• _TASK DESCRIPTION_
Please rewrite the records below, replacing "body text" with "paragraph text" everywhere and leaving everything else unchanged. Leave the pictures out.

• _SUPPLIED DATA_
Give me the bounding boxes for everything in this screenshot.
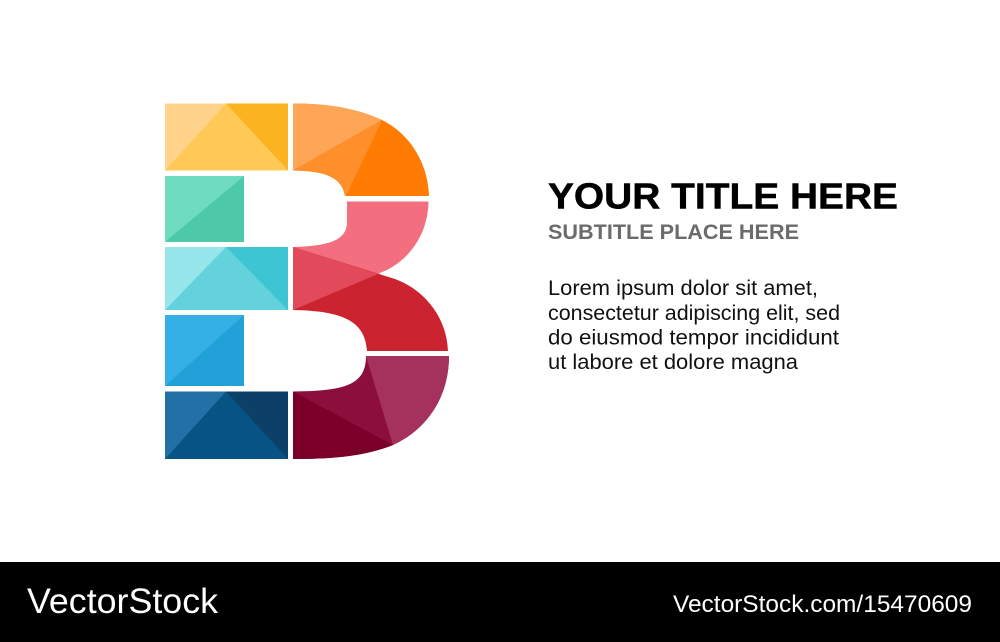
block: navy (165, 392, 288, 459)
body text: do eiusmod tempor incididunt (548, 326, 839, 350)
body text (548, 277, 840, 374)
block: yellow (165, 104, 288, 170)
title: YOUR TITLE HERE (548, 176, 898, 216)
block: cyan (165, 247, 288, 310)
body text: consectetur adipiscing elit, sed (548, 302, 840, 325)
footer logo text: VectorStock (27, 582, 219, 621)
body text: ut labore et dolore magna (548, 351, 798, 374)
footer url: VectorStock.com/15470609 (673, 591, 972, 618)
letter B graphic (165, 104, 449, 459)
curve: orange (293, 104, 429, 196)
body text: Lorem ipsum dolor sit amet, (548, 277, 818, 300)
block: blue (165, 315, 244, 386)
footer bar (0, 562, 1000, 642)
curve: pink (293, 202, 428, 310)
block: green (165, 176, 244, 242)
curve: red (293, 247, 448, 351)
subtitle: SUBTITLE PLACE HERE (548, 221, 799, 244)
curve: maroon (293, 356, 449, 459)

• _RESULT BELOW_
Give me the bounding boxes for everything in this screenshot.
block: navy (165, 392, 288, 459)
paragraph text: do eiusmod tempor incididunt (548, 326, 839, 350)
paragraph text (548, 277, 840, 374)
block: yellow (165, 104, 288, 170)
title: YOUR TITLE HERE (548, 176, 898, 216)
block: cyan (165, 247, 288, 310)
paragraph text: consectetur adipiscing elit, sed (548, 302, 840, 325)
footer logo text: VectorStock (27, 582, 219, 621)
paragraph text: ut labore et dolore magna (548, 351, 798, 374)
footer url: VectorStock.com/15470609 (673, 591, 972, 618)
letter B graphic (165, 104, 449, 459)
curve: orange (293, 104, 429, 196)
paragraph text: Lorem ipsum dolor sit amet, (548, 277, 818, 300)
block: blue (165, 315, 244, 386)
footer bar (0, 562, 1000, 642)
curve: pink (293, 202, 428, 310)
block: green (165, 176, 244, 242)
curve: red (293, 247, 448, 351)
subtitle: SUBTITLE PLACE HERE (548, 221, 799, 244)
curve: maroon (293, 356, 449, 459)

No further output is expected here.